+++ AVAILABLE RECORDS +++
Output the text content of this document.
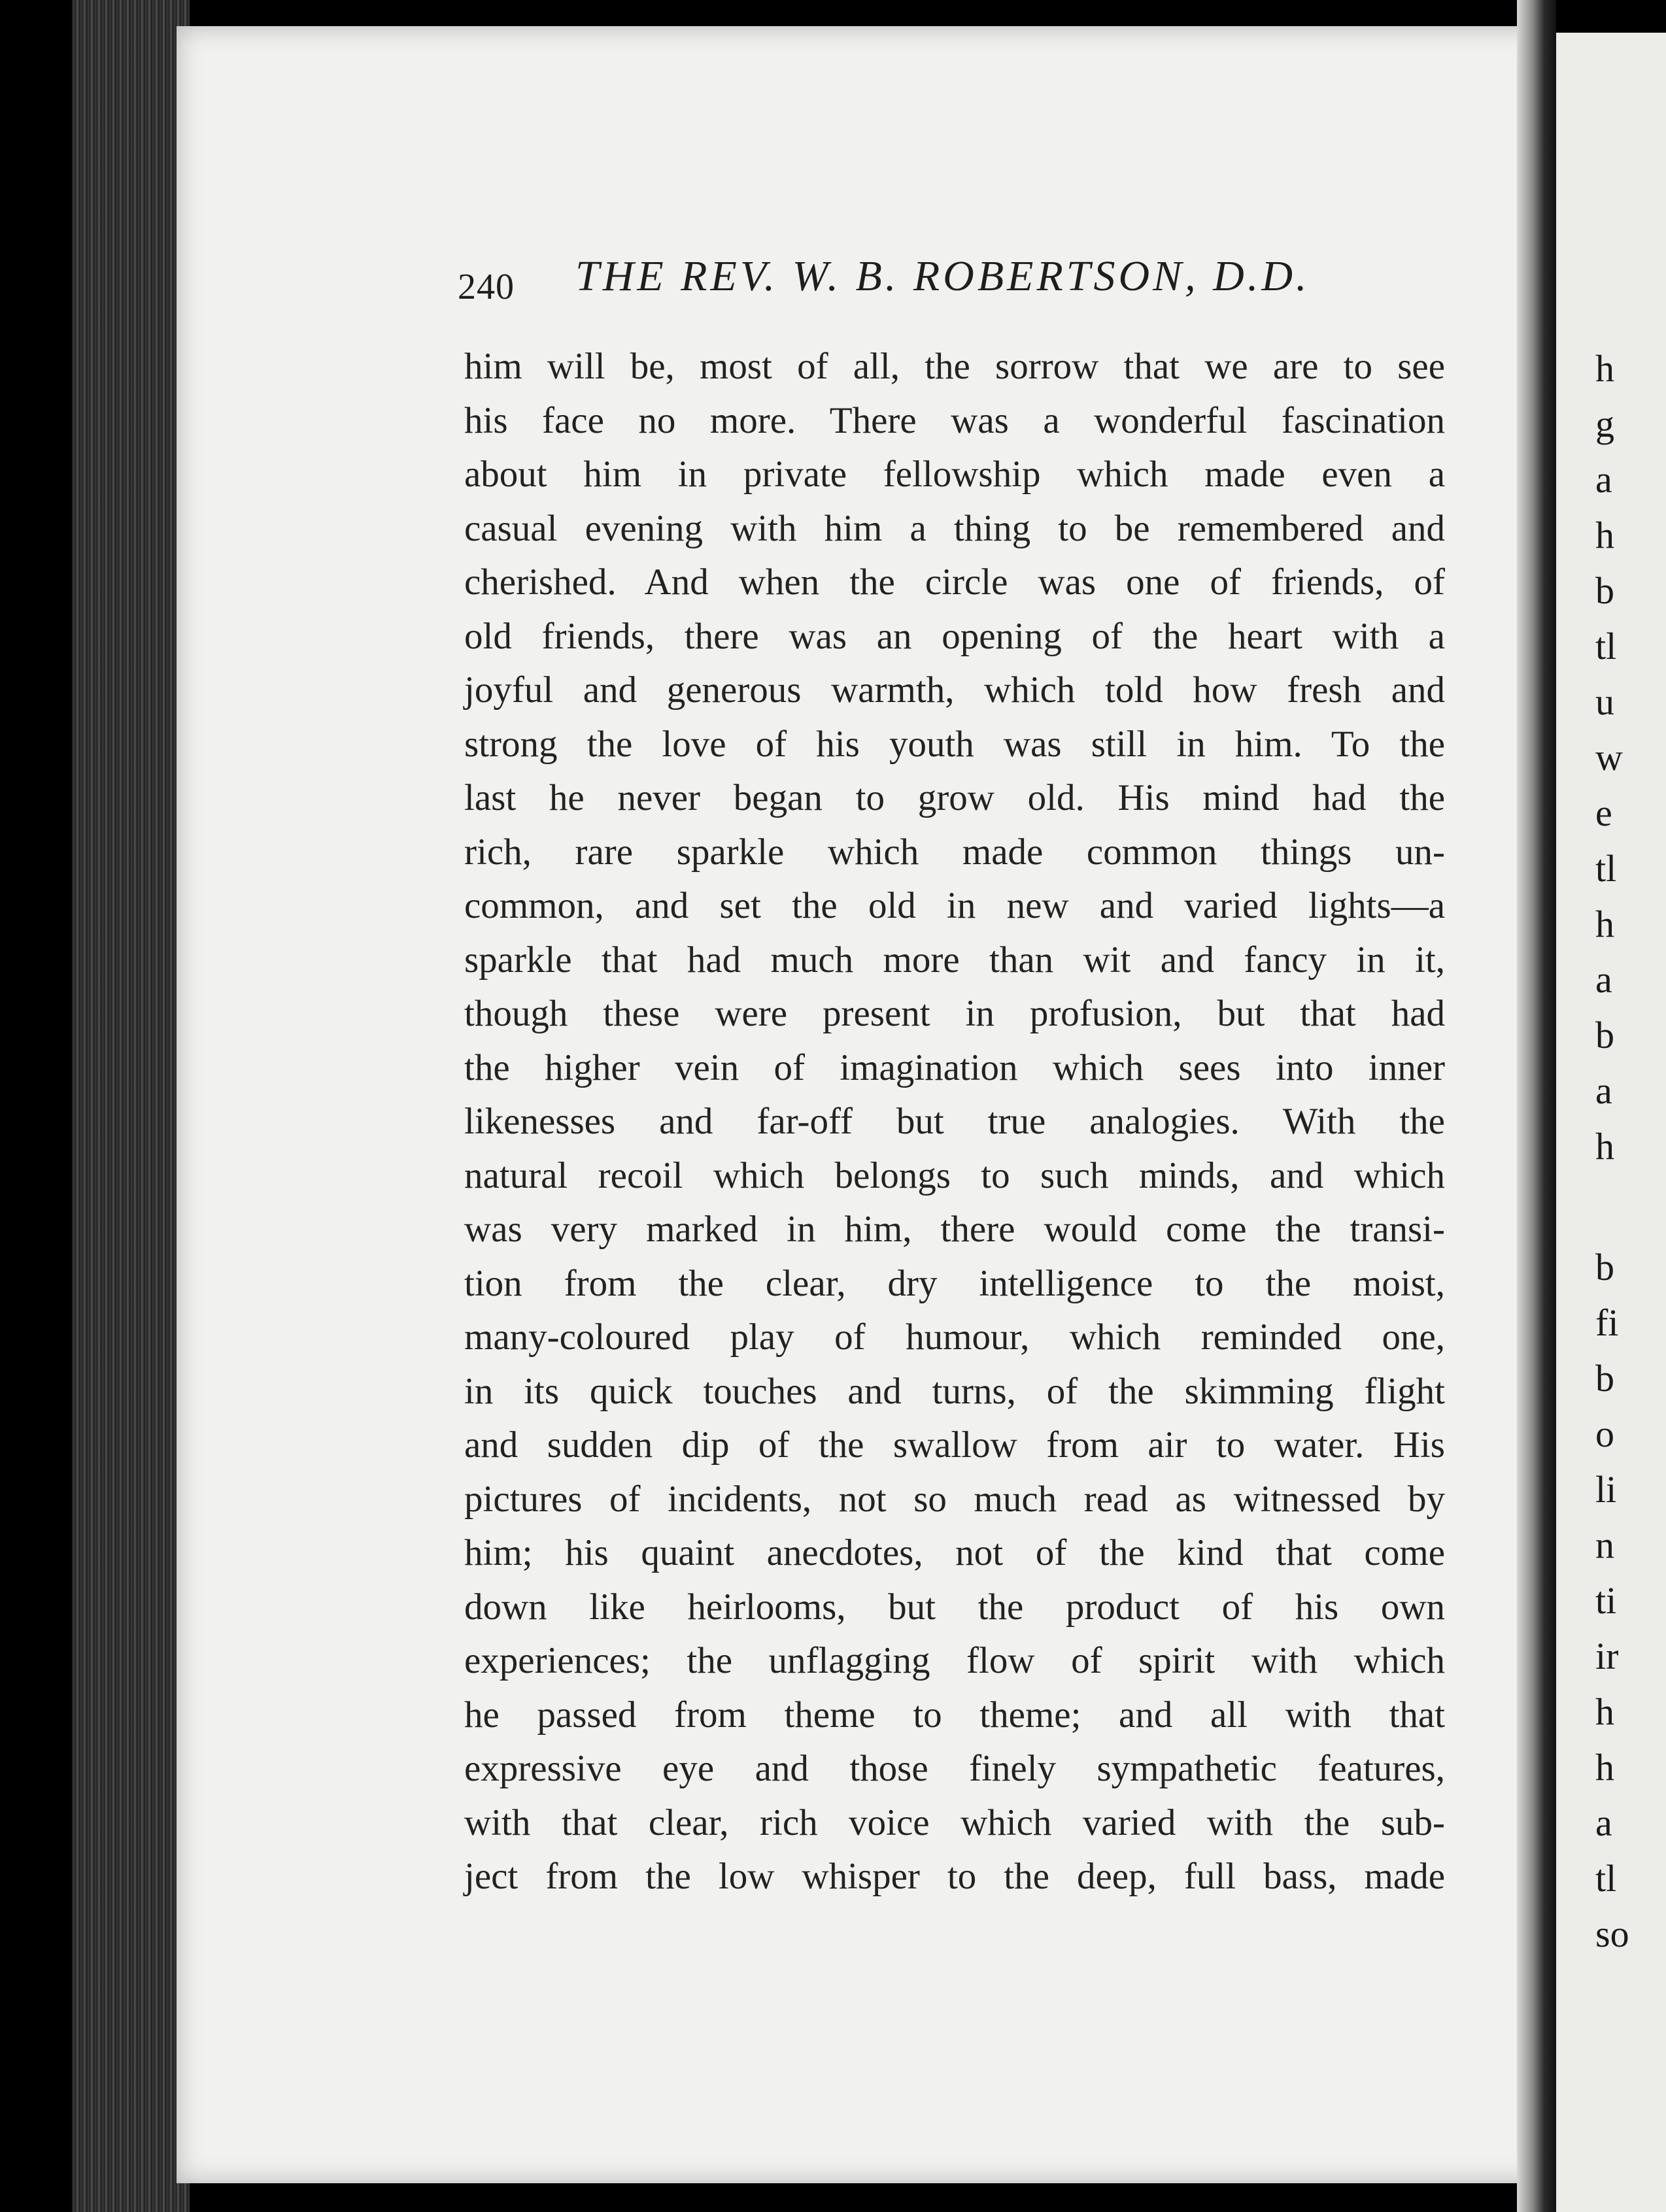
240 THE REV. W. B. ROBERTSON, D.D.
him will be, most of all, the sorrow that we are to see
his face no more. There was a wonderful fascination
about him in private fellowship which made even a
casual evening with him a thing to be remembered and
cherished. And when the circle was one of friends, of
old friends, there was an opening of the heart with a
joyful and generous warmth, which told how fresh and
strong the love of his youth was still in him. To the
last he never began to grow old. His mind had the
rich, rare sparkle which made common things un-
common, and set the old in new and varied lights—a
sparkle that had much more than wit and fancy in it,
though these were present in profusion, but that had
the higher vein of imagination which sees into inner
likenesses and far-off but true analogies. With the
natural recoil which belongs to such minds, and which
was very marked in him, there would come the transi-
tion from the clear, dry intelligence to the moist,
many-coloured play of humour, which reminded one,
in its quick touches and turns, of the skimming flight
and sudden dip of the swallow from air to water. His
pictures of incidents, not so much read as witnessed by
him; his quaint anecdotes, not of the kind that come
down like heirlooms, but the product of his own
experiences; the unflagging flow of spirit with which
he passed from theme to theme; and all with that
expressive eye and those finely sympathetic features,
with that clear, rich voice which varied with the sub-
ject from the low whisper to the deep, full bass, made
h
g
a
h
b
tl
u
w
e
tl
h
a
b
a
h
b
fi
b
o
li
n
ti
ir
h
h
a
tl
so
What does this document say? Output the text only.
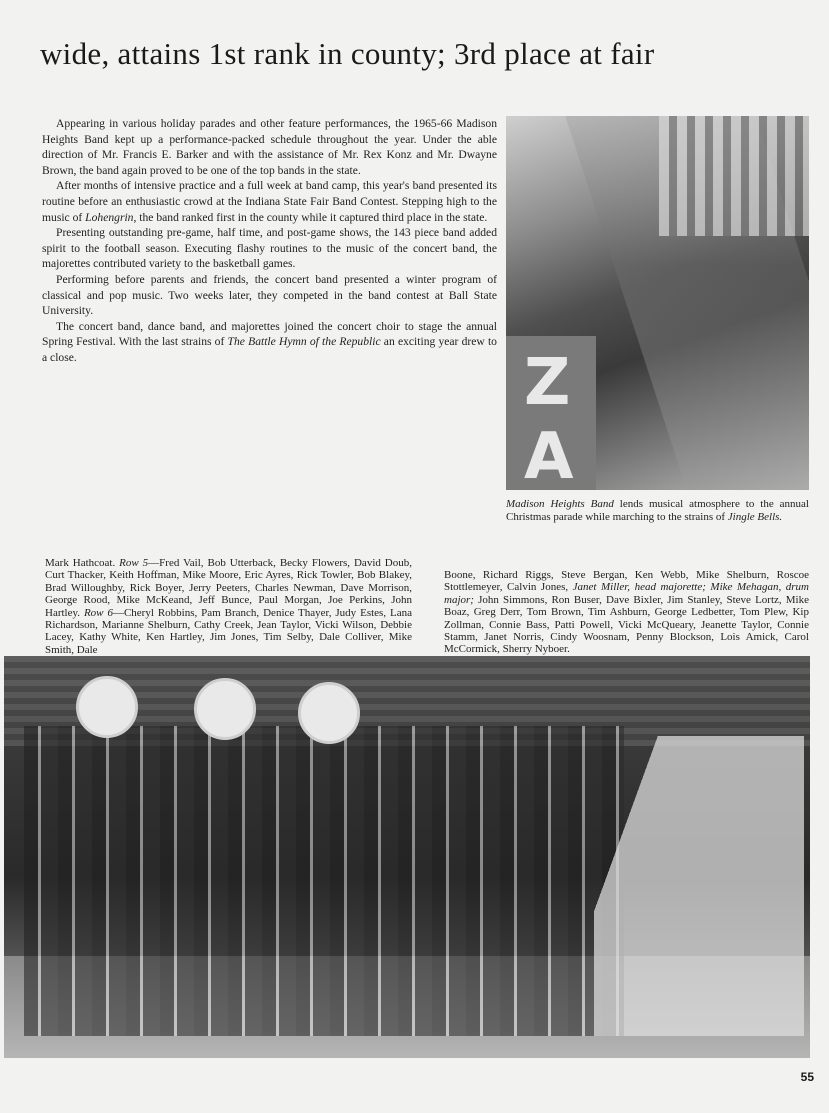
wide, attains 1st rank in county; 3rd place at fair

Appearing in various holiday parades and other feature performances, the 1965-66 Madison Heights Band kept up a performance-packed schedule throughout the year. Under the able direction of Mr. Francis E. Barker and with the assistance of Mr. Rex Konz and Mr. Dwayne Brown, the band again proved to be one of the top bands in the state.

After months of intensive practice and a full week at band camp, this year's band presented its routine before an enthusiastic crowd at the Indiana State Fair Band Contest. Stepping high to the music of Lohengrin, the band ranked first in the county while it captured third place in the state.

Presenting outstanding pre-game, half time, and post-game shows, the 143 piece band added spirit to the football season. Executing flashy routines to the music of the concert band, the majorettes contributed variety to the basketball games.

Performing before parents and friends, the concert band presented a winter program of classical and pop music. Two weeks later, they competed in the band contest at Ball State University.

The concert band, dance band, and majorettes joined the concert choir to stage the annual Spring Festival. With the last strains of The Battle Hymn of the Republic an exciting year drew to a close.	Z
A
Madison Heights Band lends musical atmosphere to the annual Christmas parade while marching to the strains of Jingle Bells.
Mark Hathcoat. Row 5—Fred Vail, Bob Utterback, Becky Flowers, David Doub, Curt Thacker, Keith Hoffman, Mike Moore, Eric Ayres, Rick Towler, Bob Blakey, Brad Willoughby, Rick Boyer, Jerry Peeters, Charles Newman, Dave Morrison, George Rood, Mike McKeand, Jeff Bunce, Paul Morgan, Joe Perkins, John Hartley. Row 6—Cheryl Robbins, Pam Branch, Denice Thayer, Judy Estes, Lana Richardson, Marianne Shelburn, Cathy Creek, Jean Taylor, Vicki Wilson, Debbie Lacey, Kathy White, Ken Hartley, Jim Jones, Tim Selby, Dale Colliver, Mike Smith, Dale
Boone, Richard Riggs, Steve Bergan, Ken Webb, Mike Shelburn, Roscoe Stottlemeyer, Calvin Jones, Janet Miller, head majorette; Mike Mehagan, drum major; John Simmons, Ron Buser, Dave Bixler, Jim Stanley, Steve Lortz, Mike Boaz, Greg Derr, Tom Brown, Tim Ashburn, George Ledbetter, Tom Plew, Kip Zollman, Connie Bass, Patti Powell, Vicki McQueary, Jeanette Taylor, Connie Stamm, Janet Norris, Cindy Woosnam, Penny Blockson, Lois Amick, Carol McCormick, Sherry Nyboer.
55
+++
- _EXERCISE BRIEF_
From the entries above, return each line with the word "strains" in it.

- _THE COMPLETED TASK_
The concert band, dance band, and majorettes joined the concert choir to stage the annual Spring Festival. With the last strains of The Battle Hymn of the Republic an exciting year drew to a close.	Z
Madison Heights Band lends musical atmosphere to the annual Christmas parade while marching to the strains of Jingle Bells.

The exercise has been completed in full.